### Task prompt
Reproduce the data below in full and exclude every picture.

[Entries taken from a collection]
============================================================

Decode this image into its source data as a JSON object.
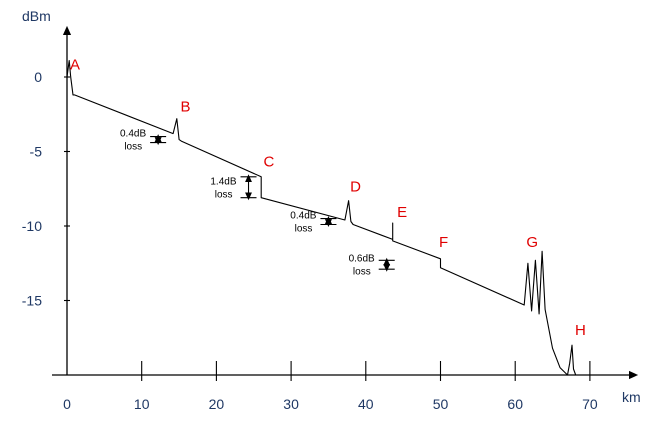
{
  "chart_data": {
    "type": "line",
    "title": "",
    "xlabel": "km",
    "ylabel": "dBm",
    "x_ticks": [
      0,
      10,
      20,
      30,
      40,
      50,
      60,
      70
    ],
    "y_ticks": [
      0,
      -5,
      -10,
      -15
    ],
    "xlim": [
      0,
      70
    ],
    "ylim": [
      -20,
      3.5
    ],
    "grid": false,
    "legend": "none",
    "series": [
      {
        "x": [
          0,
          0.3,
          0.5,
          0.8,
          1,
          14.2,
          14.7,
          15.0,
          15.3,
          26.0,
          26.0,
          37.2,
          37.7,
          38.0,
          38.3,
          43.6,
          43.6,
          43.6,
          50.0,
          50.0,
          61.2,
          61.7,
          62.2,
          62.7,
          63.2,
          63.6,
          64.0,
          65.0,
          66.0,
          67.0,
          67.3,
          67.6,
          67.8,
          68.1,
          68.4
        ],
        "y": [
          0,
          1.1,
          0,
          -1.2,
          -1.2,
          -3.8,
          -2.8,
          -4.2,
          -4.3,
          -6.7,
          -8.1,
          -9.6,
          -8.3,
          -9.7,
          -9.9,
          -10.9,
          -9.8,
          -11.0,
          -12.2,
          -12.8,
          -15.3,
          -12.5,
          -15.7,
          -12.3,
          -15.9,
          -11.7,
          -15.6,
          -18.2,
          -19.5,
          -20.0,
          -19.2,
          -18.0,
          -19.6,
          -20.0,
          -20.0
        ]
      }
    ],
    "events": [
      {
        "label": "A",
        "x": 0.4,
        "y": 0.5
      },
      {
        "label": "B",
        "x": 15.2,
        "y": -2.3
      },
      {
        "label": "C",
        "x": 26.3,
        "y": -6.0
      },
      {
        "label": "D",
        "x": 37.9,
        "y": -7.7
      },
      {
        "label": "E",
        "x": 44.2,
        "y": -9.4
      },
      {
        "label": "F",
        "x": 49.8,
        "y": -11.4
      },
      {
        "label": "G",
        "x": 61.5,
        "y": -11.4
      },
      {
        "label": "H",
        "x": 68.0,
        "y": -17.3
      }
    ],
    "loss_annotations": [
      {
        "value_text": "0.4dB",
        "unit_text": "loss",
        "x": 12.2,
        "y": -4.2,
        "gap": 0.4
      },
      {
        "value_text": "1.4dB",
        "unit_text": "loss",
        "x": 24.3,
        "y": -7.4,
        "gap": 1.4
      },
      {
        "value_text": "0.4dB",
        "unit_text": "loss",
        "x": 35.0,
        "y": -9.7,
        "gap": 0.4
      },
      {
        "value_text": "0.6dB",
        "unit_text": "loss",
        "x": 42.8,
        "y": -12.6,
        "gap": 0.6
      }
    ]
  }
}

============================================================

### Solution for this task
Decode this image into its source data as a JSON object.
{
  "chart_data": {
    "type": "line",
    "title": "",
    "xlabel": "km",
    "ylabel": "dBm",
    "x_ticks": [
      0,
      10,
      20,
      30,
      40,
      50,
      60,
      70
    ],
    "y_ticks": [
      0,
      -5,
      -10,
      -15
    ],
    "xlim": [
      0,
      70
    ],
    "ylim": [
      -20,
      3.5
    ],
    "grid": false,
    "legend": "none",
    "series": [
      {
        "x": [
          0,
          0.3,
          0.5,
          0.8,
          1,
          14.2,
          14.7,
          15.0,
          15.3,
          26.0,
          26.0,
          37.2,
          37.7,
          38.0,
          38.3,
          43.6,
          43.6,
          43.6,
          50.0,
          50.0,
          61.2,
          61.7,
          62.2,
          62.7,
          63.2,
          63.6,
          64.0,
          65.0,
          66.0,
          67.0,
          67.3,
          67.6,
          67.8,
          68.1,
          68.4
        ],
        "y": [
          0,
          1.1,
          0,
          -1.2,
          -1.2,
          -3.8,
          -2.8,
          -4.2,
          -4.3,
          -6.7,
          -8.1,
          -9.6,
          -8.3,
          -9.7,
          -9.9,
          -10.9,
          -9.8,
          -11.0,
          -12.2,
          -12.8,
          -15.3,
          -12.5,
          -15.7,
          -12.3,
          -15.9,
          -11.7,
          -15.6,
          -18.2,
          -19.5,
          -20.0,
          -19.2,
          -18.0,
          -19.6,
          -20.0,
          -20.0
        ]
      }
    ],
    "events": [
      {
        "label": "A",
        "x": 0.4,
        "y": 0.5
      },
      {
        "label": "B",
        "x": 15.2,
        "y": -2.3
      },
      {
        "label": "C",
        "x": 26.3,
        "y": -6.0
      },
      {
        "label": "D",
        "x": 37.9,
        "y": -7.7
      },
      {
        "label": "E",
        "x": 44.2,
        "y": -9.4
      },
      {
        "label": "F",
        "x": 49.8,
        "y": -11.4
      },
      {
        "label": "G",
        "x": 61.5,
        "y": -11.4
      },
      {
        "label": "H",
        "x": 68.0,
        "y": -17.3
      }
    ],
    "loss_annotations": [
      {
        "value_text": "0.4dB",
        "unit_text": "loss",
        "x": 12.2,
        "y": -4.2,
        "gap": 0.4
      },
      {
        "value_text": "1.4dB",
        "unit_text": "loss",
        "x": 24.3,
        "y": -7.4,
        "gap": 1.4
      },
      {
        "value_text": "0.4dB",
        "unit_text": "loss",
        "x": 35.0,
        "y": -9.7,
        "gap": 0.4
      },
      {
        "value_text": "0.6dB",
        "unit_text": "loss",
        "x": 42.8,
        "y": -12.6,
        "gap": 0.6
      }
    ]
  }
}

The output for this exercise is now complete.